EXERCISE DATA:
════════
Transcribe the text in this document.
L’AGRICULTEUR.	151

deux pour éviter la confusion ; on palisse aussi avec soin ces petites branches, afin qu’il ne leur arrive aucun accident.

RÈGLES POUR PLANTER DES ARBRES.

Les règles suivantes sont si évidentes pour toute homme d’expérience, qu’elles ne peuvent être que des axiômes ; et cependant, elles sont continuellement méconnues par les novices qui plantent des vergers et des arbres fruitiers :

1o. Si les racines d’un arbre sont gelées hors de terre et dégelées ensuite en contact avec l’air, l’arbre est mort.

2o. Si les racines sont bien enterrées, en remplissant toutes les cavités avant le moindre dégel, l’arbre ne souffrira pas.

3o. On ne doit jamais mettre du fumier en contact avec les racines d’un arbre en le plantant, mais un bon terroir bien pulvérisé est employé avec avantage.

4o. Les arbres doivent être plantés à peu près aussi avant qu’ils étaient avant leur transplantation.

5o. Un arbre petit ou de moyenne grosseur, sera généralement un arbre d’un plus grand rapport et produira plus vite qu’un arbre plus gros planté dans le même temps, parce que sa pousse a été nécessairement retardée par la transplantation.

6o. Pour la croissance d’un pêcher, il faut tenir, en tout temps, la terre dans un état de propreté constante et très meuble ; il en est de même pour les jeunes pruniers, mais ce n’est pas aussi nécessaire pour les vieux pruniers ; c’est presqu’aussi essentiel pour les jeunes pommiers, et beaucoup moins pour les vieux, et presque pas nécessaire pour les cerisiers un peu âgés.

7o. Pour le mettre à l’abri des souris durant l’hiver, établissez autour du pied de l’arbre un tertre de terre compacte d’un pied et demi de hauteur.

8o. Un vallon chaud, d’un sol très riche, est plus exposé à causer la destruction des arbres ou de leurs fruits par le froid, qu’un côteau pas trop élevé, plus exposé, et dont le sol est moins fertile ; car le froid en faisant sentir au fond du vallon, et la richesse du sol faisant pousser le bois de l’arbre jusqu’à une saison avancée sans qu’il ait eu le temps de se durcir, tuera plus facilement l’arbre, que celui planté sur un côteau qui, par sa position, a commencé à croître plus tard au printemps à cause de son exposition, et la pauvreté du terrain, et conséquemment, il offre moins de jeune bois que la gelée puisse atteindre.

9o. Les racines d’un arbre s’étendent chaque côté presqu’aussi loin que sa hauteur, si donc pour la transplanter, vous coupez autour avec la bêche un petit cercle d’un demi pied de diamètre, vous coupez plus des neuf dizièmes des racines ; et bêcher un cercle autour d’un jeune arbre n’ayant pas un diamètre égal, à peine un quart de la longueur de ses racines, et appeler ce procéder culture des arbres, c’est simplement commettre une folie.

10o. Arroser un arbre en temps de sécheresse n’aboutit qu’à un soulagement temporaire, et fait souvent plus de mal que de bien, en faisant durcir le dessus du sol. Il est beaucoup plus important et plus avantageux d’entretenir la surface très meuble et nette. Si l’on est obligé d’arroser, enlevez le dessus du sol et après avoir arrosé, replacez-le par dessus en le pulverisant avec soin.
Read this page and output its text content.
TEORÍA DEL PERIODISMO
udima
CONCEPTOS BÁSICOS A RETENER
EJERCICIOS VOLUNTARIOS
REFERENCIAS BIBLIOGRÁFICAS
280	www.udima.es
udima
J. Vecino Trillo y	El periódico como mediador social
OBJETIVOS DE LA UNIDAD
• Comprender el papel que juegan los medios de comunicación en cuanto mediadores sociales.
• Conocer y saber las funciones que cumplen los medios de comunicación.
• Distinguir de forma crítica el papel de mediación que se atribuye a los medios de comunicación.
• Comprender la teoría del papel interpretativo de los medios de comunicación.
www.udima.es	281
════════
GOAL:
Copy out every entry again, exactly as it was given.

OUTPUT FOR THIS EXERCISE:
Transcribe the text in this document.
L’AGRICULTEUR.	151

deux pour éviter la confusion ; on palisse aussi avec soin ces petites branches, afin qu’il ne leur arrive aucun accident.

RÈGLES POUR PLANTER DES ARBRES.

Les règles suivantes sont si évidentes pour toute homme d’expérience, qu’elles ne peuvent être que des axiômes ; et cependant, elles sont continuellement méconnues par les novices qui plantent des vergers et des arbres fruitiers :

1o. Si les racines d’un arbre sont gelées hors de terre et dégelées ensuite en contact avec l’air, l’arbre est mort.

2o. Si les racines sont bien enterrées, en remplissant toutes les cavités avant le moindre dégel, l’arbre ne souffrira pas.

3o. On ne doit jamais mettre du fumier en contact avec les racines d’un arbre en le plantant, mais un bon terroir bien pulvérisé est employé avec avantage.

4o. Les arbres doivent être plantés à peu près aussi avant qu’ils étaient avant leur transplantation.

5o. Un arbre petit ou de moyenne grosseur, sera généralement un arbre d’un plus grand rapport et produira plus vite qu’un arbre plus gros planté dans le même temps, parce que sa pousse a été nécessairement retardée par la transplantation.

6o. Pour la croissance d’un pêcher, il faut tenir, en tout temps, la terre dans un état de propreté constante et très meuble ; il en est de même pour les jeunes pruniers, mais ce n’est pas aussi nécessaire pour les vieux pruniers ; c’est presqu’aussi essentiel pour les jeunes pommiers, et beaucoup moins pour les vieux, et presque pas nécessaire pour les cerisiers un peu âgés.

7o. Pour le mettre à l’abri des souris durant l’hiver, établissez autour du pied de l’arbre un tertre de terre compacte d’un pied et demi de hauteur.

8o. Un vallon chaud, d’un sol très riche, est plus exposé à causer la destruction des arbres ou de leurs fruits par le froid, qu’un côteau pas trop élevé, plus exposé, et dont le sol est moins fertile ; car le froid en faisant sentir au fond du vallon, et la richesse du sol faisant pousser le bois de l’arbre jusqu’à une saison avancée sans qu’il ait eu le temps de se durcir, tuera plus facilement l’arbre, que celui planté sur un côteau qui, par sa position, a commencé à croître plus tard au printemps à cause de son exposition, et la pauvreté du terrain, et conséquemment, il offre moins de jeune bois que la gelée puisse atteindre.

9o. Les racines d’un arbre s’étendent chaque côté presqu’aussi loin que sa hauteur, si donc pour la transplanter, vous coupez autour avec la bêche un petit cercle d’un demi pied de diamètre, vous coupez plus des neuf dizièmes des racines ; et bêcher un cercle autour d’un jeune arbre n’ayant pas un diamètre égal, à peine un quart de la longueur de ses racines, et appeler ce procéder culture des arbres, c’est simplement commettre une folie.

10o. Arroser un arbre en temps de sécheresse n’aboutit qu’à un soulagement temporaire, et fait souvent plus de mal que de bien, en faisant durcir le dessus du sol. Il est beaucoup plus important et plus avantageux d’entretenir la surface très meuble et nette. Si l’on est obligé d’arroser, enlevez le dessus du sol et après avoir arrosé, replacez-le par dessus en le pulverisant avec soin.
Read this page and output its text content.
TEORÍA DEL PERIODISMO
udima
CONCEPTOS BÁSICOS A RETENER
EJERCICIOS VOLUNTARIOS
REFERENCIAS BIBLIOGRÁFICAS
280	www.udima.es
udima
J. Vecino Trillo y	El periódico como mediador social
OBJETIVOS DE LA UNIDAD
• Comprender el papel que juegan los medios de comunicación en cuanto mediadores sociales.
• Conocer y saber las funciones que cumplen los medios de comunicación.
• Distinguir de forma crítica el papel de mediación que se atribuye a los medios de comunicación.
• Comprender la teoría del papel interpretativo de los medios de comunicación.
www.udima.es	281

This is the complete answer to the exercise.